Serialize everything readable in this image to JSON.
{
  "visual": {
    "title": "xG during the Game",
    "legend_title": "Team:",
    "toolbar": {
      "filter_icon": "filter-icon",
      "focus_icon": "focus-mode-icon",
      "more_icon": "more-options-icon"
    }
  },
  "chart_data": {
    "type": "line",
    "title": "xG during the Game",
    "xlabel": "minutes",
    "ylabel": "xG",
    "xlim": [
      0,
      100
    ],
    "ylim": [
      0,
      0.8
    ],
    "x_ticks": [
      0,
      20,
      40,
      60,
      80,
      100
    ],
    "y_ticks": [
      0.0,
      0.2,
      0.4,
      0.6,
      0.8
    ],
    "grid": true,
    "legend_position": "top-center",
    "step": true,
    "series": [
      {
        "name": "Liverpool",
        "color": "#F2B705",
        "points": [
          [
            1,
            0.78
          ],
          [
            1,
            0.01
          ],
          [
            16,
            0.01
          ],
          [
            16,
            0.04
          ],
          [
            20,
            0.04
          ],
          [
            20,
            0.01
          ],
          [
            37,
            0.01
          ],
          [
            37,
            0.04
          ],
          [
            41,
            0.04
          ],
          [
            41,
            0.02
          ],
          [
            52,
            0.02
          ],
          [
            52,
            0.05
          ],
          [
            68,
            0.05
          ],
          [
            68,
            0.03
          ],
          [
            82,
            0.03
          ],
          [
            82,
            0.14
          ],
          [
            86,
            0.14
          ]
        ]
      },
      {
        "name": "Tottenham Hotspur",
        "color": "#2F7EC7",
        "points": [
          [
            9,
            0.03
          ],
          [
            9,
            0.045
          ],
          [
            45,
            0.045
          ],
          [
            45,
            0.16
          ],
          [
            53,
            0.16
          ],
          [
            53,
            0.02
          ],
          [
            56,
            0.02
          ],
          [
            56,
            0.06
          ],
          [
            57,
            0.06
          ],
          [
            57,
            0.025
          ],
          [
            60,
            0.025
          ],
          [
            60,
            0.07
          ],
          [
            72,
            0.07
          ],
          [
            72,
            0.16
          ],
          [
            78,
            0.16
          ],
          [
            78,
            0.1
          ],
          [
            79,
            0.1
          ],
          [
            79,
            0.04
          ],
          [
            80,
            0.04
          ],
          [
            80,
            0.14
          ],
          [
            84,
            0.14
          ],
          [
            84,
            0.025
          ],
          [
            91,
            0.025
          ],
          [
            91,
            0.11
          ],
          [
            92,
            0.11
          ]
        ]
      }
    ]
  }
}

Your objective:
Transcribe every entry exactly, omitting nothing.

Reply to the exercise:
Serialize everything readable in this image to JSON.
{
  "visual": {
    "title": "xG during the Game",
    "legend_title": "Team:",
    "toolbar": {
      "filter_icon": "filter-icon",
      "focus_icon": "focus-mode-icon",
      "more_icon": "more-options-icon"
    }
  },
  "chart_data": {
    "type": "line",
    "title": "xG during the Game",
    "xlabel": "minutes",
    "ylabel": "xG",
    "xlim": [
      0,
      100
    ],
    "ylim": [
      0,
      0.8
    ],
    "x_ticks": [
      0,
      20,
      40,
      60,
      80,
      100
    ],
    "y_ticks": [
      0.0,
      0.2,
      0.4,
      0.6,
      0.8
    ],
    "grid": true,
    "legend_position": "top-center",
    "step": true,
    "series": [
      {
        "name": "Liverpool",
        "color": "#F2B705",
        "points": [
          [
            1,
            0.78
          ],
          [
            1,
            0.01
          ],
          [
            16,
            0.01
          ],
          [
            16,
            0.04
          ],
          [
            20,
            0.04
          ],
          [
            20,
            0.01
          ],
          [
            37,
            0.01
          ],
          [
            37,
            0.04
          ],
          [
            41,
            0.04
          ],
          [
            41,
            0.02
          ],
          [
            52,
            0.02
          ],
          [
            52,
            0.05
          ],
          [
            68,
            0.05
          ],
          [
            68,
            0.03
          ],
          [
            82,
            0.03
          ],
          [
            82,
            0.14
          ],
          [
            86,
            0.14
          ]
        ]
      },
      {
        "name": "Tottenham Hotspur",
        "color": "#2F7EC7",
        "points": [
          [
            9,
            0.03
          ],
          [
            9,
            0.045
          ],
          [
            45,
            0.045
          ],
          [
            45,
            0.16
          ],
          [
            53,
            0.16
          ],
          [
            53,
            0.02
          ],
          [
            56,
            0.02
          ],
          [
            56,
            0.06
          ],
          [
            57,
            0.06
          ],
          [
            57,
            0.025
          ],
          [
            60,
            0.025
          ],
          [
            60,
            0.07
          ],
          [
            72,
            0.07
          ],
          [
            72,
            0.16
          ],
          [
            78,
            0.16
          ],
          [
            78,
            0.1
          ],
          [
            79,
            0.1
          ],
          [
            79,
            0.04
          ],
          [
            80,
            0.04
          ],
          [
            80,
            0.14
          ],
          [
            84,
            0.14
          ],
          [
            84,
            0.025
          ],
          [
            91,
            0.025
          ],
          [
            91,
            0.11
          ],
          [
            92,
            0.11
          ]
        ]
      }
    ]
  }
}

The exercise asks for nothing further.